====== ENTRÉES FOURNIES

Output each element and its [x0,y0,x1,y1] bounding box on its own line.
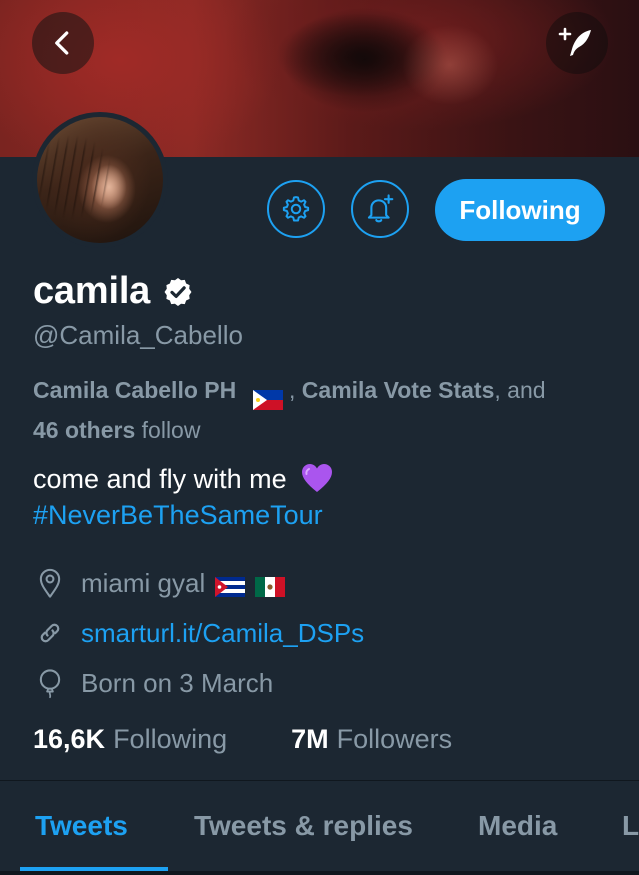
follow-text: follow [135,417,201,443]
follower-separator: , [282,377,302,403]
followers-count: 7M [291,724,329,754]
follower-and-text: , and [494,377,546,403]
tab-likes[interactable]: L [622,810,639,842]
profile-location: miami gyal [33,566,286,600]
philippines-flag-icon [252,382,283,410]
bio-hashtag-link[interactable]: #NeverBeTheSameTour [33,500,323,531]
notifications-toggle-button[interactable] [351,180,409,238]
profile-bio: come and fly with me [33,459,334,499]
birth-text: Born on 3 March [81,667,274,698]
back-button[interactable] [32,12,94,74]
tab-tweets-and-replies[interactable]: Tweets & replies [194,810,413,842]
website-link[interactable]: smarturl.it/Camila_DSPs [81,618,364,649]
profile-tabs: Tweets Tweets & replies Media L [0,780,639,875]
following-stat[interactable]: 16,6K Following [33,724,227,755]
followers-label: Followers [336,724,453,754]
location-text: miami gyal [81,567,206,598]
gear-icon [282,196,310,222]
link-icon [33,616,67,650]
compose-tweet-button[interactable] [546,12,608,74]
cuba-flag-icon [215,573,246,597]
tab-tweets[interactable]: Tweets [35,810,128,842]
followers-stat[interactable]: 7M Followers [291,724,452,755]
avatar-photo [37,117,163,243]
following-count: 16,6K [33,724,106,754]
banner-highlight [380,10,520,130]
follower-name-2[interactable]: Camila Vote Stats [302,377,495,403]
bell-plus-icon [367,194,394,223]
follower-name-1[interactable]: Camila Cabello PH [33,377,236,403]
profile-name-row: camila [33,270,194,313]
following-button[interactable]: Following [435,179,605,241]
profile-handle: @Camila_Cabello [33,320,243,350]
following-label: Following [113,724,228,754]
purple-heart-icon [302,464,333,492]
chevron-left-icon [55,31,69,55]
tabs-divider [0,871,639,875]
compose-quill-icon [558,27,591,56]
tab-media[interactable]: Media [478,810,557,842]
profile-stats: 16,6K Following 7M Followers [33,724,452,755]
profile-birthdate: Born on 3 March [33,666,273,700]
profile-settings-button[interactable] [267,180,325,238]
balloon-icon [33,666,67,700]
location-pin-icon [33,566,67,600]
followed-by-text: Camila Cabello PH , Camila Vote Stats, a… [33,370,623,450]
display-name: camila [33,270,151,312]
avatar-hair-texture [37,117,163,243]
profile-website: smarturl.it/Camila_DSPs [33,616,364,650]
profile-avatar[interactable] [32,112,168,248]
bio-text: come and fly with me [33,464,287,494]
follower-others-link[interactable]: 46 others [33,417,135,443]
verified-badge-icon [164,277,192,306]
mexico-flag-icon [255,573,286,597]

============
====== ENTRÉES FOURNIES

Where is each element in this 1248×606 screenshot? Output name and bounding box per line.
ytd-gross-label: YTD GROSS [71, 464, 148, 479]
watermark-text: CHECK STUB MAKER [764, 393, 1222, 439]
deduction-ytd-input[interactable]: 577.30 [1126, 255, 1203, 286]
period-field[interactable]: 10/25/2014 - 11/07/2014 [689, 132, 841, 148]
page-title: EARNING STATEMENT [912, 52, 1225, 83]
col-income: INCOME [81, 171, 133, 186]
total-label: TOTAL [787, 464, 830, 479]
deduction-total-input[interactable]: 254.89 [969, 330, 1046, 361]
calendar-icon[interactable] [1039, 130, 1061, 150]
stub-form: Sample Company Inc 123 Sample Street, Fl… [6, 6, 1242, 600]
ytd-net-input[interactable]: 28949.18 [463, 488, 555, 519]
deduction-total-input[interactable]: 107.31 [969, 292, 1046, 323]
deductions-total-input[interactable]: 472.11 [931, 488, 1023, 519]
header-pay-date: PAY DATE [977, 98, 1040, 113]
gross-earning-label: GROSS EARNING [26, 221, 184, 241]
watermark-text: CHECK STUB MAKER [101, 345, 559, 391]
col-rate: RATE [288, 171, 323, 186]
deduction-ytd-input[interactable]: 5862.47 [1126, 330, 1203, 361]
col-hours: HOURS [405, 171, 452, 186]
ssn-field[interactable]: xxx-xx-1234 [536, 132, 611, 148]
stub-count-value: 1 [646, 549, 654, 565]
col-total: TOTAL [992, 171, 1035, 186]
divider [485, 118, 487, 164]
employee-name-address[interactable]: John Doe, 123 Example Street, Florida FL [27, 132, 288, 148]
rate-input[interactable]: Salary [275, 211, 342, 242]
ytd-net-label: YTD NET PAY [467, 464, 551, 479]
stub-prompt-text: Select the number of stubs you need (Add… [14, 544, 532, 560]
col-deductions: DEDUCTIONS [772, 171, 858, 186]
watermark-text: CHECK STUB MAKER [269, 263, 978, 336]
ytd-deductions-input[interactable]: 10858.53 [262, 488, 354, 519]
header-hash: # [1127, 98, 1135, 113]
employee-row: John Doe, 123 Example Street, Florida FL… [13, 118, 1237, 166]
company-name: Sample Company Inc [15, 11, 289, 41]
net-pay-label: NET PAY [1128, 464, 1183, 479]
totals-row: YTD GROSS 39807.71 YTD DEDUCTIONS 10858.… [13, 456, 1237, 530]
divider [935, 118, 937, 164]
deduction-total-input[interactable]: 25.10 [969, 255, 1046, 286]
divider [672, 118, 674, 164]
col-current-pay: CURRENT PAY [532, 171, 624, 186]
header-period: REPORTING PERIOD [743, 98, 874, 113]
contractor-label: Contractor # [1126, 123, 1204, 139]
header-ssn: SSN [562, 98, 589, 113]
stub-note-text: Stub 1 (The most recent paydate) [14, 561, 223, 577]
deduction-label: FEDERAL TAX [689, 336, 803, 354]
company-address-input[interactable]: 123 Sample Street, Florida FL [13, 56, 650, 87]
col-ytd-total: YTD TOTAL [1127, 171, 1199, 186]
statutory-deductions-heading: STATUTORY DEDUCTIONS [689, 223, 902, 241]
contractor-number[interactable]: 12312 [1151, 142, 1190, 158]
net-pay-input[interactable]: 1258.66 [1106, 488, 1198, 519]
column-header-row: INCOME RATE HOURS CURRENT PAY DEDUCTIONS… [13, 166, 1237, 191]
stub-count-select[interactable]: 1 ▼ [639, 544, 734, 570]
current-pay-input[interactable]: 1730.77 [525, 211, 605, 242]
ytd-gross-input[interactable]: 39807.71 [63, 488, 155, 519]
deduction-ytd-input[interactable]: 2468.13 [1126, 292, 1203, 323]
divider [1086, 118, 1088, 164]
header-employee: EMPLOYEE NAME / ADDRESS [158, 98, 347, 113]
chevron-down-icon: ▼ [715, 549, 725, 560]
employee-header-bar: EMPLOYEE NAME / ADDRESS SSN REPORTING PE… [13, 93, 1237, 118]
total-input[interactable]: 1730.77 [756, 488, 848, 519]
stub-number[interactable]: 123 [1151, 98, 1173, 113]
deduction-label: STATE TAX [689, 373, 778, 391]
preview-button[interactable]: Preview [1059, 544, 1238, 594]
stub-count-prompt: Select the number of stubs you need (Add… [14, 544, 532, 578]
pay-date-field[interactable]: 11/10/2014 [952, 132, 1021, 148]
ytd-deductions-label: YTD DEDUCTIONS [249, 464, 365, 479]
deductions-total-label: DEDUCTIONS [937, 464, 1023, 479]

============
====== ENTRÉES FOURNIES

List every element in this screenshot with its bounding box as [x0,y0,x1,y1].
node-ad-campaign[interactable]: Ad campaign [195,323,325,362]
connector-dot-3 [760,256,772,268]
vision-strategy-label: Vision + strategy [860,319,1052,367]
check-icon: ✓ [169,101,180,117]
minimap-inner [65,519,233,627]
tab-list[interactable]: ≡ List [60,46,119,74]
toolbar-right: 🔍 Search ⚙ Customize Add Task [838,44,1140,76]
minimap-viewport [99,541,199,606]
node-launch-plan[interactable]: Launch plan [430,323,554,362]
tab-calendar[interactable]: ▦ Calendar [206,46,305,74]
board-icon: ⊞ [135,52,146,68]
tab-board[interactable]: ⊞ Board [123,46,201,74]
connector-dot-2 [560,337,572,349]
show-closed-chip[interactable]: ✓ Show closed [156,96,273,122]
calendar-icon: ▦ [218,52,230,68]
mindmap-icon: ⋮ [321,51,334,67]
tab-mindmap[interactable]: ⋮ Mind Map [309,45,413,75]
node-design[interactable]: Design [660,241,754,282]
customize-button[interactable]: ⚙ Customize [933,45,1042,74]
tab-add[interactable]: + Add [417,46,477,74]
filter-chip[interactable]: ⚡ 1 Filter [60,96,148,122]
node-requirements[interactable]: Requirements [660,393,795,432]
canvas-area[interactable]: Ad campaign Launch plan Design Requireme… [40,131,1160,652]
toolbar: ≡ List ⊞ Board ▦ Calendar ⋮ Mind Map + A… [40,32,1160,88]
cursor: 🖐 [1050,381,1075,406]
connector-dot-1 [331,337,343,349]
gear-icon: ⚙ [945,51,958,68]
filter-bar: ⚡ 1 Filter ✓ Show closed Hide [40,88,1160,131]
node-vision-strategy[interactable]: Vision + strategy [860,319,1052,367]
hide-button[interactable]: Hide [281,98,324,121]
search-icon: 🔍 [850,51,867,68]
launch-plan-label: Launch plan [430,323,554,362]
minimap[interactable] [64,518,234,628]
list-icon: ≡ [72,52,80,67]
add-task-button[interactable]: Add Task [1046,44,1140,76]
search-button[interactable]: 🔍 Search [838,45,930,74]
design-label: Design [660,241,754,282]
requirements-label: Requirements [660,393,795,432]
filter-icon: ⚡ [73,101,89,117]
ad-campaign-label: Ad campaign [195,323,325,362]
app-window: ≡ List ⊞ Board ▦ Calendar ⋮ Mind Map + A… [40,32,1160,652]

============

## OBJECTIF DE L'EXERCICE
Reproduisez le passage qui commence par la ligne contenant « List every element » et se termine par celle contenant « tab-list[interactable]: ≡ List [60,46,119,74] », en y remplaçant « minimap-inner » par « minimap-interior » sans rien modifier d'autre.

## RÉPONSE COMPLÈTE
List every element in this screenshot with its bounding box as [x0,y0,x1,y1].
node-ad-campaign[interactable]: Ad campaign [195,323,325,362]
connector-dot-3 [760,256,772,268]
vision-strategy-label: Vision + strategy [860,319,1052,367]
check-icon: ✓ [169,101,180,117]
minimap-interior [65,519,233,627]
tab-list[interactable]: ≡ List [60,46,119,74]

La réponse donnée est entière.